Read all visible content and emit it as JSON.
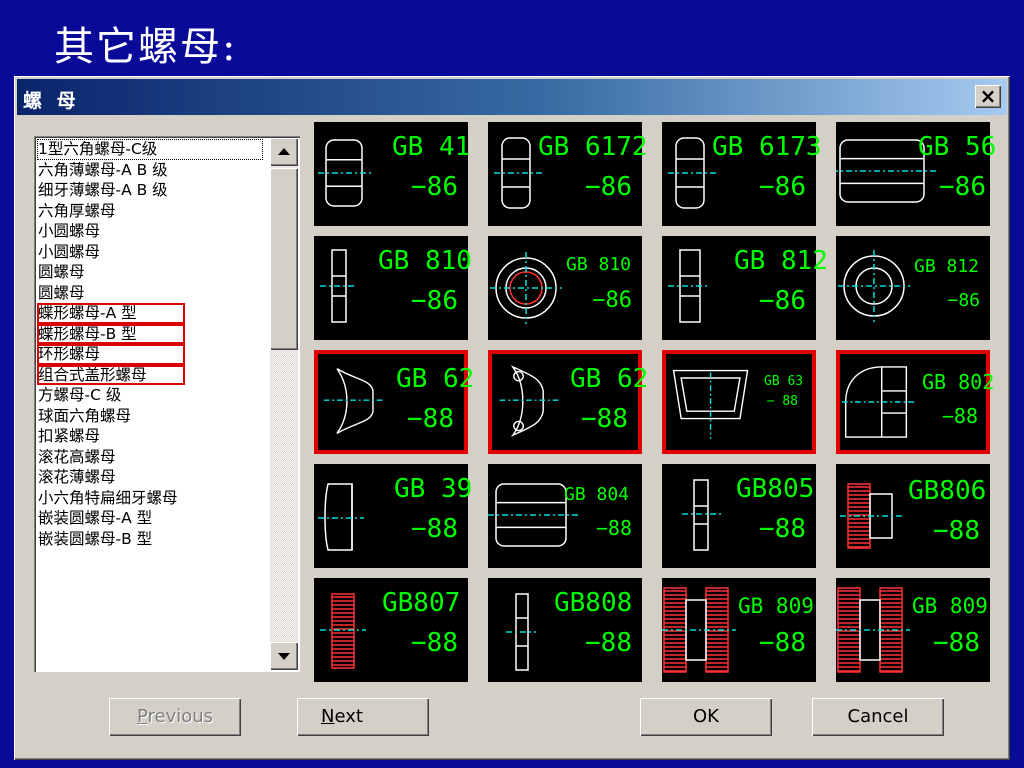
{
  "slide": {
    "title": "其它螺母:"
  },
  "dialog": {
    "title": "螺 母",
    "close_label": "×",
    "list_items": [
      "1型六角螺母-C级",
      "六角薄螺母-A B 级",
      "细牙薄螺母-A B 级",
      "六角厚螺母",
      "小圆螺母",
      "小圆螺母",
      "圆螺母",
      "圆螺母",
      "蝶形螺母-A 型",
      "蝶形螺母-B 型",
      "环形螺母",
      "组合式盖形螺母",
      "方螺母-C 级",
      "球面六角螺母",
      "扣紧螺母",
      "滚花高螺母",
      "滚花薄螺母",
      "小六角特扁细牙螺母",
      "嵌装圆螺母-A 型",
      "嵌装圆螺母-B 型"
    ],
    "tiles": [
      {
        "code": "GB 41",
        "year": "−86"
      },
      {
        "code": "GB 6172",
        "year": "−86"
      },
      {
        "code": "GB 6173",
        "year": "−86"
      },
      {
        "code": "GB 56",
        "year": "−86"
      },
      {
        "code": "GB 810",
        "year": "−86"
      },
      {
        "code": "GB 810",
        "year": "−86"
      },
      {
        "code": "GB 812",
        "year": "−86"
      },
      {
        "code": "GB 812",
        "year": "−86"
      },
      {
        "code": "GB 62",
        "year": "−88"
      },
      {
        "code": "GB 62",
        "year": "−88"
      },
      {
        "code": "GB 63",
        "year": "− 88"
      },
      {
        "code": "GB 802",
        "year": "−88"
      },
      {
        "code": "GB 39",
        "year": "−88"
      },
      {
        "code": "GB 804",
        "year": "−88"
      },
      {
        "code": "GB805",
        "year": "−88"
      },
      {
        "code": "GB806",
        "year": "−88"
      },
      {
        "code": "GB807",
        "year": "−88"
      },
      {
        "code": "GB808",
        "year": "−88"
      },
      {
        "code": "GB 809",
        "year": "−88"
      },
      {
        "code": "GB 809",
        "year": "−88"
      }
    ],
    "buttons": {
      "previous_mnemonic": "P",
      "previous_rest": "revious",
      "next_mnemonic": "N",
      "next_rest": "ext",
      "ok": "OK",
      "cancel": "Cancel"
    }
  },
  "colors": {
    "desktop": "#0a0a99",
    "label_green": "#00ff00",
    "highlight_red": "#e00000"
  }
}
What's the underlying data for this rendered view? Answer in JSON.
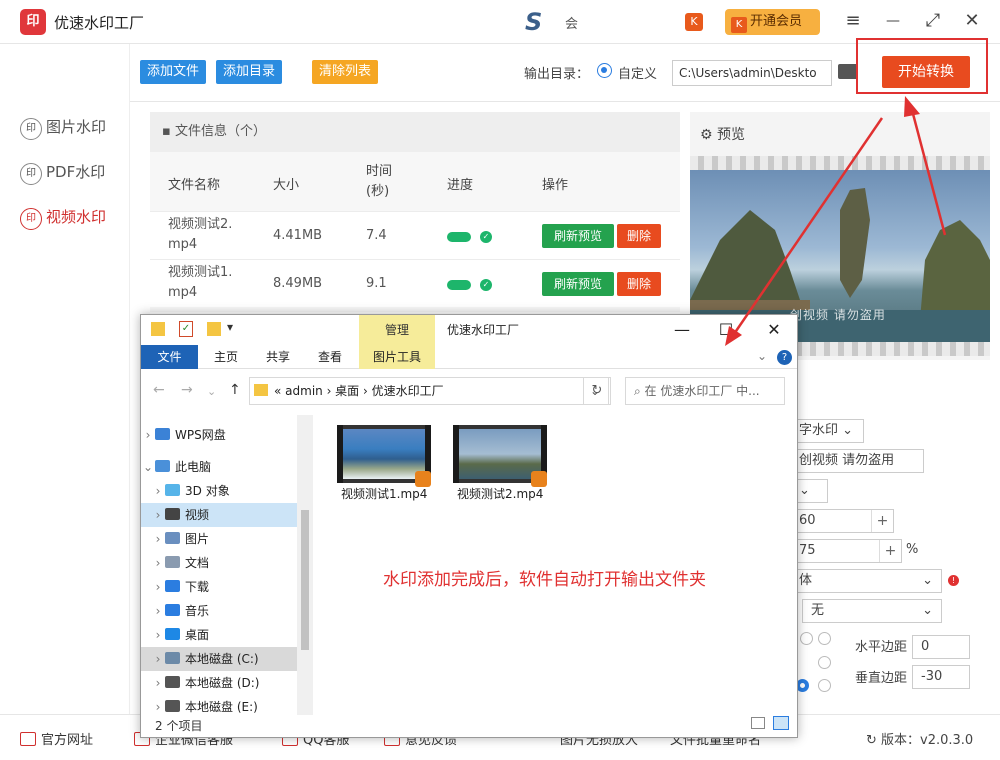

Stated exercise>
Transcribe every line from the records above without alteration, and leave out the images.

Response to the task>
Read all visible content and emit it as JSON.
{
  "slide": {
    "title": "其它螺母:"
  },
  "dialog": {
    "title": "螺 母",
    "close_label": "×",
    "list_items": [
      "1型六角螺母-C级",
      "六角薄螺母-A B 级",
      "细牙薄螺母-A B 级",
      "六角厚螺母",
      "小圆螺母",
      "小圆螺母",
      "圆螺母",
      "圆螺母",
      "蝶形螺母-A 型",
      "蝶形螺母-B 型",
      "环形螺母",
      "组合式盖形螺母",
      "方螺母-C 级",
      "球面六角螺母",
      "扣紧螺母",
      "滚花高螺母",
      "滚花薄螺母",
      "小六角特扁细牙螺母",
      "嵌装圆螺母-A 型",
      "嵌装圆螺母-B 型"
    ],
    "tiles": [
      {
        "code": "GB 41",
        "year": "−86"
      },
      {
        "code": "GB 6172",
        "year": "−86"
      },
      {
        "code": "GB 6173",
        "year": "−86"
      },
      {
        "code": "GB 56",
        "year": "−86"
      },
      {
        "code": "GB 810",
        "year": "−86"
      },
      {
        "code": "GB 810",
        "year": "−86"
      },
      {
        "code": "GB 812",
        "year": "−86"
      },
      {
        "code": "GB 812",
        "year": "−86"
      },
      {
        "code": "GB 62",
        "year": "−88"
      },
      {
        "code": "GB 62",
        "year": "−88"
      },
      {
        "code": "GB 63",
        "year": "− 88"
      },
      {
        "code": "GB 802",
        "year": "−88"
      },
      {
        "code": "GB 39",
        "year": "−88"
      },
      {
        "code": "GB 804",
        "year": "−88"
      },
      {
        "code": "GB805",
        "year": "−88"
      },
      {
        "code": "GB806",
        "year": "−88"
      },
      {
        "code": "GB807",
        "year": "−88"
      },
      {
        "code": "GB808",
        "year": "−88"
      },
      {
        "code": "GB 809",
        "year": "−88"
      },
      {
        "code": "GB 809",
        "year": "−88"
      }
    ],
    "buttons": {
      "previous_mnemonic": "P",
      "previous_rest": "revious",
      "next_mnemonic": "N",
      "next_rest": "ext",
      "ok": "OK",
      "cancel": "Cancel"
    }
  },
  "colors": {
    "desktop": "#0a0a99",
    "label_green": "#00ff00",
    "highlight_red": "#e00000"
  }
}
What's the underlying data for this rendered view? Answer in JSON.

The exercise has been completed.